# Text shown:

The guarantees in (i) and (ii) above are related to loans whereby Hometown
is required to pay the remaining loan balance upon default by the customer. As
of December 31, 2002, Hometown has reserved $70,000 against a total maximum
payout of $136,000 for these loans. The reserve amount represents loans that are
currently delinquent. Hometown would expect to realize proceeds from the sale of
these vehicles upon repossession of such vehicle. The amount of proceeds, if
any, is undetermined due to not knowing the condition of the vehicles.


F-32


The same dealership during fiscal 2000 and 2001 partially guaranteed 52
loans totaling approximately $600,000 advanced by Ford Motor Credit Co. to a
certain limousine customer. As of December 31, 2002, Hometown has reserved $0
against a total maximum payout of $600,000 for these loans. Hometown has not
reserved for these loans due to the expected fair value of the vehicles
approximating or exceeding the unamortized portion of the loan balance.

There are also 17 loans whose liens were not properly perfected totaling
approximately $126,000 as of December 31, 2002. Hometown will be required to pay
the remaining loan balance should the customer's default on their payments.
Hometown is working to perfect these liens and has taken steps to prevent this
from occurring in the future. Hometown has reserved $8,000 for these loans. The
reserve amount represents loans that are currently delinquent. Hometown would
expect to realize proceeds from the sale of these vehicles upon repossession of
such vehicle. The amount, if any, is undetermined due to not knowing the
condition of the vehicle.

Hometown will continue to provide a reserve for potential future default
losses associated with the guarantees based on available historical information.
The reserve continues to decrease as the loans are paid off and due to no new
loan guarantees being provided by Hometown to customers with below average
credit.

# Data supplied:

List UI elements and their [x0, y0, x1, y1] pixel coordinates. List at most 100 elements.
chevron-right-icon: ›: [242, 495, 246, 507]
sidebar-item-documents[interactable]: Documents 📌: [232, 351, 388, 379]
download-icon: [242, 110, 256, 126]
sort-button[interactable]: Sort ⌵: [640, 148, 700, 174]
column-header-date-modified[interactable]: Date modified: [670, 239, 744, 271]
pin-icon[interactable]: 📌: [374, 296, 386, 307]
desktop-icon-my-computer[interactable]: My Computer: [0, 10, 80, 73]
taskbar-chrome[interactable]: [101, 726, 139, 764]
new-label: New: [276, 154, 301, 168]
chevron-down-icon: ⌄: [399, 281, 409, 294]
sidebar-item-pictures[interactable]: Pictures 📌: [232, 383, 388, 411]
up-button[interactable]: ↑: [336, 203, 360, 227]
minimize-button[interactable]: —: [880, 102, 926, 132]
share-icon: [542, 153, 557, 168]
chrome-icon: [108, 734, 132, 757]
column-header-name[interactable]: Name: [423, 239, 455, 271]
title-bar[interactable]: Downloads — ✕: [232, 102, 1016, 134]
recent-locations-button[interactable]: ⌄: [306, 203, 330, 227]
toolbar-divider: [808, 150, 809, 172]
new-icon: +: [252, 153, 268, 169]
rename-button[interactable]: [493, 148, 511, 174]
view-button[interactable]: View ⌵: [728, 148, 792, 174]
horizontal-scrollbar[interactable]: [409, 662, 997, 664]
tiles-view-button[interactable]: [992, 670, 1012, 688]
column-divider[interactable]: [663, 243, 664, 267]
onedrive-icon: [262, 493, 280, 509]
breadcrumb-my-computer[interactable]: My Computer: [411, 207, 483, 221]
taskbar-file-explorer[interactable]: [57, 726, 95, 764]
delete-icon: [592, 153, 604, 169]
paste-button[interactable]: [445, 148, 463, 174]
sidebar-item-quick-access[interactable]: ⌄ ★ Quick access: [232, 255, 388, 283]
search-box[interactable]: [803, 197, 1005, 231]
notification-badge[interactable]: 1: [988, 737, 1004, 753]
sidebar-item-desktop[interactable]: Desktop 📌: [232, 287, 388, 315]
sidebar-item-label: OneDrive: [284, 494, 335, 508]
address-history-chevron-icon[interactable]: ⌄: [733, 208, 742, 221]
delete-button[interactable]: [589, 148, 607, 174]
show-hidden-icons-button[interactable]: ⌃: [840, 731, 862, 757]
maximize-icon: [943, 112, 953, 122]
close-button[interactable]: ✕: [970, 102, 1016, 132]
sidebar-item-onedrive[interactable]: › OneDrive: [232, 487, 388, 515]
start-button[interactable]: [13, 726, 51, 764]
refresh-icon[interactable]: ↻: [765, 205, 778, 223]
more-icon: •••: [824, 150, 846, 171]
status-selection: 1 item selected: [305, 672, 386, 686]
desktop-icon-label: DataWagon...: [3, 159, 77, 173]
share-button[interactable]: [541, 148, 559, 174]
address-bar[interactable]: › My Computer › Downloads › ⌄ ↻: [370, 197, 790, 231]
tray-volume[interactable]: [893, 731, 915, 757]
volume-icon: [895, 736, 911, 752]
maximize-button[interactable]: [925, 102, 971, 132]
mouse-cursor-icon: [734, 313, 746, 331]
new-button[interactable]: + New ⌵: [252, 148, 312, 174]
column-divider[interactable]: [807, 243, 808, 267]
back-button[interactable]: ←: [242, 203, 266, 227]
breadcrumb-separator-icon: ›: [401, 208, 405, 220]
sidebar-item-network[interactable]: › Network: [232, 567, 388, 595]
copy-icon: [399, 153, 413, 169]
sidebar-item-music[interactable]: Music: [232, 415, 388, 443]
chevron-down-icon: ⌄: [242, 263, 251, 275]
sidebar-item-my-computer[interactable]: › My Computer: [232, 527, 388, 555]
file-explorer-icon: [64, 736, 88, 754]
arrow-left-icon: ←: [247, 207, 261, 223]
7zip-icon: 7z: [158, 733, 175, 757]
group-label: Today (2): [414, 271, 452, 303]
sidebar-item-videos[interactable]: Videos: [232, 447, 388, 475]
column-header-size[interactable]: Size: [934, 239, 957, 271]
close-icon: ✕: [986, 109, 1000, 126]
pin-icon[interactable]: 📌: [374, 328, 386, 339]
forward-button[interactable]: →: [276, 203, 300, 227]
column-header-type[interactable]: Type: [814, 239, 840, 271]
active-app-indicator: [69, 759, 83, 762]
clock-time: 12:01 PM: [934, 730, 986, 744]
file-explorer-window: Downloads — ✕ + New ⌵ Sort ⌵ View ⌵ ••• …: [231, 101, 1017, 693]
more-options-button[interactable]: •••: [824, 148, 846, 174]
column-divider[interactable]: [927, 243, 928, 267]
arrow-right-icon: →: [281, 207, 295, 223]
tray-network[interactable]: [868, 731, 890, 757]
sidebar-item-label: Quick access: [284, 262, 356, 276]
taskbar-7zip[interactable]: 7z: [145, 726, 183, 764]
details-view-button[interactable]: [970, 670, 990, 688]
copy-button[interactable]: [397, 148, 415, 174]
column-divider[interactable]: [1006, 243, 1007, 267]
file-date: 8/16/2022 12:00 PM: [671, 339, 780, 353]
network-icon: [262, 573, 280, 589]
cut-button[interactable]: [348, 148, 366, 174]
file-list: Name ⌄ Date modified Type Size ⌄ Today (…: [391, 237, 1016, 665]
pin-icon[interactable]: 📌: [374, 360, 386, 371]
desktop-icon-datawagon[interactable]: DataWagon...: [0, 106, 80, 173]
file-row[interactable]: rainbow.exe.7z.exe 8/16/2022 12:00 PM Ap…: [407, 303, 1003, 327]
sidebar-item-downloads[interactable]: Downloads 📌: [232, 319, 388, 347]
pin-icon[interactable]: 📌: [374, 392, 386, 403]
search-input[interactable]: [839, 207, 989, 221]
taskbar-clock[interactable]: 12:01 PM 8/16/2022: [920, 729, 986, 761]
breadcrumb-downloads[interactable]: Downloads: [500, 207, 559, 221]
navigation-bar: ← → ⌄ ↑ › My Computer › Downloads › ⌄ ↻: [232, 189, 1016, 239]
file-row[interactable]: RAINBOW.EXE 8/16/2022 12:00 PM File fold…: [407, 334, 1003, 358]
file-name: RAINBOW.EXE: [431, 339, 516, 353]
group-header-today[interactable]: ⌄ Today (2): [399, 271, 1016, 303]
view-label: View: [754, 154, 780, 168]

# What to do:
**a)** From the loan guarantee note, quote the passage starting at "There are also" and ending at "available historical information.".
**b)** Answer these questions from the loan guarantee note:
(i) As of December 31, 2002, how much had Hometown reserved against the total maximum payout of $136,000?
(ii) How many loans did the same dealership partially guarantee during fiscal 2000 and 2001?
(iii) How many loans had liens that were not properly perfected?

# Task-by-task results:
**a)**
There are also 17 loans whose liens were not properly perfected totaling
approximately $126,000 as of December 31, 2002. Hometown will be required to pay
the remaining loan balance should the customer's default on their payments.
Hometown is working to perfect these liens and has taken steps to prevent this
from occurring in the future. Hometown has reserved $8,000 for these loans. The
reserve amount represents loans that are currently delinquent. Hometown would
expect to realize proceeds from the sale of these vehicles upon repossession of
such vehicle. The amount, if any, is undetermined due to not knowing the
condition of the vehicle.

Hometown will continue to provide a reserve for potential future default
losses associated with the guarantees based on available historical information.

**b)**
(i) $70,000
(ii) 52 loans
(iii) 17 loans